── Material shown ──

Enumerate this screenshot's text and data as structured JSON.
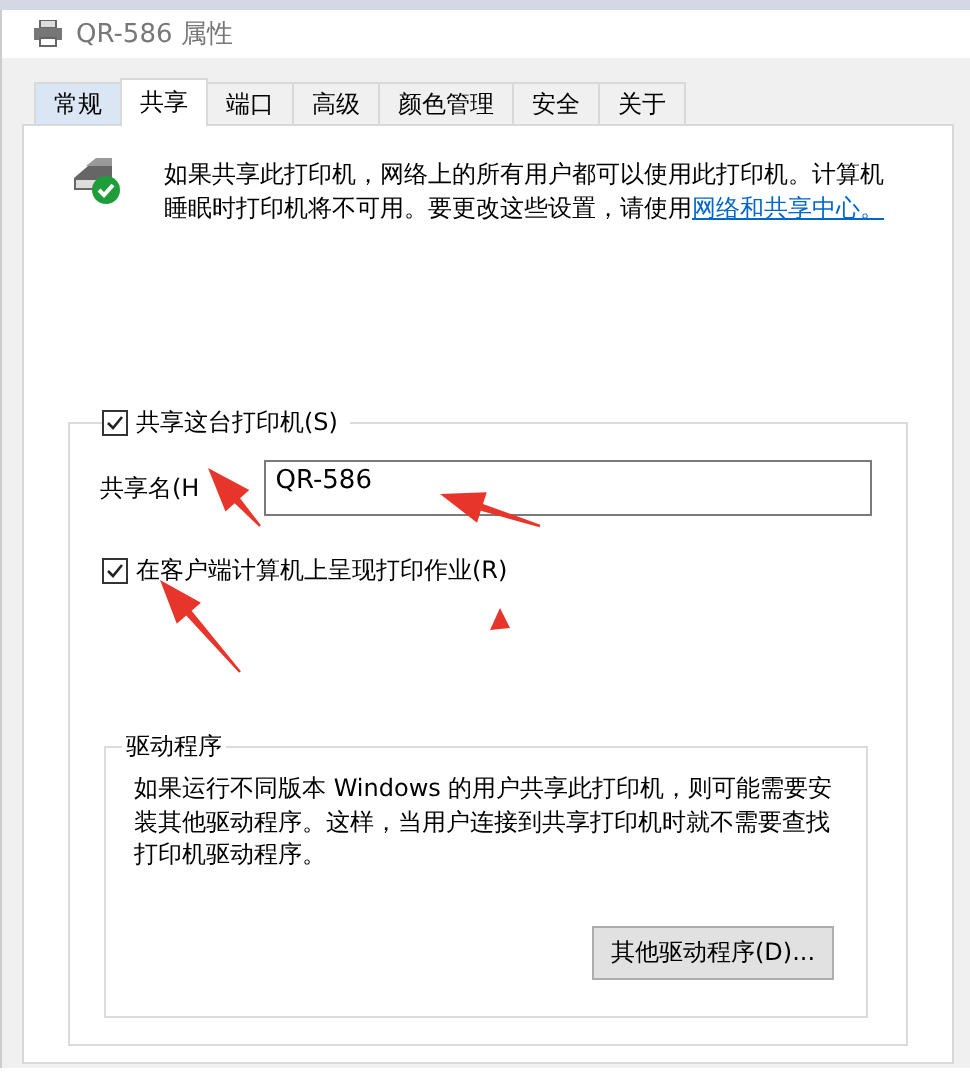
{
  "window": {
    "title": "QR-586 属性"
  },
  "tabs": [
    {
      "label": "常规",
      "selected": false
    },
    {
      "label": "共享",
      "selected": true
    },
    {
      "label": "端口",
      "selected": false
    },
    {
      "label": "高级",
      "selected": false
    },
    {
      "label": "颜色管理",
      "selected": false
    },
    {
      "label": "安全",
      "selected": false
    },
    {
      "label": "关于",
      "selected": false
    }
  ],
  "info": {
    "text": "如果共享此打印机，网络上的所有用户都可以使用此打印机。计算机睡眠时打印机将不可用。要更改这些设置，请使用",
    "link": "网络和共享中心。"
  },
  "share_checkbox": {
    "label": "共享这台打印机(S)",
    "checked": true
  },
  "share_name": {
    "label": "共享名(H",
    "value": "QR-586"
  },
  "render_checkbox": {
    "label": "在客户端计算机上呈现打印作业(R)",
    "checked": true
  },
  "drivers": {
    "title": "驱动程序",
    "text": "如果运行不同版本 Windows 的用户共享此打印机，则可能需要安装其他驱动程序。这样，当用户连接到共享打印机时就不需要查找打印机驱动程序。",
    "button": "其他驱动程序(D)..."
  }
}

───

_Task brief_.
Using the records above, gather all lines where the string "label" is present.

_Answer to this exercise_.
      "label": "常规",
      "label": "共享",
      "label": "端口",
      "label": "高级",
      "label": "颜色管理",
      "label": "安全",
      "label": "关于",
    "label": "共享这台打印机(S)",
    "label": "共享名(H",
    "label": "在客户端计算机上呈现打印作业(R)",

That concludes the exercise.